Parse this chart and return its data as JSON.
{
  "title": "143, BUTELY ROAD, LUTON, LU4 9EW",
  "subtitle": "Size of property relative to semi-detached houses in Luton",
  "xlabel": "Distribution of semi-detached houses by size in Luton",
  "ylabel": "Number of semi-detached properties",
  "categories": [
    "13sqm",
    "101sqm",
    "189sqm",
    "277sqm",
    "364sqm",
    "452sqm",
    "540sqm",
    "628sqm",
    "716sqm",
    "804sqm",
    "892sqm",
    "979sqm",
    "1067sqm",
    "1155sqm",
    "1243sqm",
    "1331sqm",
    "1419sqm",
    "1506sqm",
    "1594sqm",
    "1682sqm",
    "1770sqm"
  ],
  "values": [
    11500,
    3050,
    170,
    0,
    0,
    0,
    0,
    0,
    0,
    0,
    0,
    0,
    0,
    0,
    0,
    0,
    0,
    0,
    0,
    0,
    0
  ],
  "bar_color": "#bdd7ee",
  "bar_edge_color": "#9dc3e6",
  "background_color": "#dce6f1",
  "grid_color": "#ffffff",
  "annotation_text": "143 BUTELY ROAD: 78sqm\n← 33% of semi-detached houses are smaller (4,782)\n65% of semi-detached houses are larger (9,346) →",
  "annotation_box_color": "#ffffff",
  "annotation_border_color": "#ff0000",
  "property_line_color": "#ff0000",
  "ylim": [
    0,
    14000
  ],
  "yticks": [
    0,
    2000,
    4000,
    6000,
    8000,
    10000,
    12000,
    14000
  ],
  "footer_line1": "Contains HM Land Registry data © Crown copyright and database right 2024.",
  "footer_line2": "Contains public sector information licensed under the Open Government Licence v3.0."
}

★ ★ ★

** AIM **
Give all the entries again exactly; leave none out.

** EXERCISE OUTPUT **
Parse this chart and return its data as JSON.
{
  "title": "143, BUTELY ROAD, LUTON, LU4 9EW",
  "subtitle": "Size of property relative to semi-detached houses in Luton",
  "xlabel": "Distribution of semi-detached houses by size in Luton",
  "ylabel": "Number of semi-detached properties",
  "categories": [
    "13sqm",
    "101sqm",
    "189sqm",
    "277sqm",
    "364sqm",
    "452sqm",
    "540sqm",
    "628sqm",
    "716sqm",
    "804sqm",
    "892sqm",
    "979sqm",
    "1067sqm",
    "1155sqm",
    "1243sqm",
    "1331sqm",
    "1419sqm",
    "1506sqm",
    "1594sqm",
    "1682sqm",
    "1770sqm"
  ],
  "values": [
    11500,
    3050,
    170,
    0,
    0,
    0,
    0,
    0,
    0,
    0,
    0,
    0,
    0,
    0,
    0,
    0,
    0,
    0,
    0,
    0,
    0
  ],
  "bar_color": "#bdd7ee",
  "bar_edge_color": "#9dc3e6",
  "background_color": "#dce6f1",
  "grid_color": "#ffffff",
  "annotation_text": "143 BUTELY ROAD: 78sqm\n← 33% of semi-detached houses are smaller (4,782)\n65% of semi-detached houses are larger (9,346) →",
  "annotation_box_color": "#ffffff",
  "annotation_border_color": "#ff0000",
  "property_line_color": "#ff0000",
  "ylim": [
    0,
    14000
  ],
  "yticks": [
    0,
    2000,
    4000,
    6000,
    8000,
    10000,
    12000,
    14000
  ],
  "footer_line1": "Contains HM Land Registry data © Crown copyright and database right 2024.",
  "footer_line2": "Contains public sector information licensed under the Open Government Licence v3.0."
}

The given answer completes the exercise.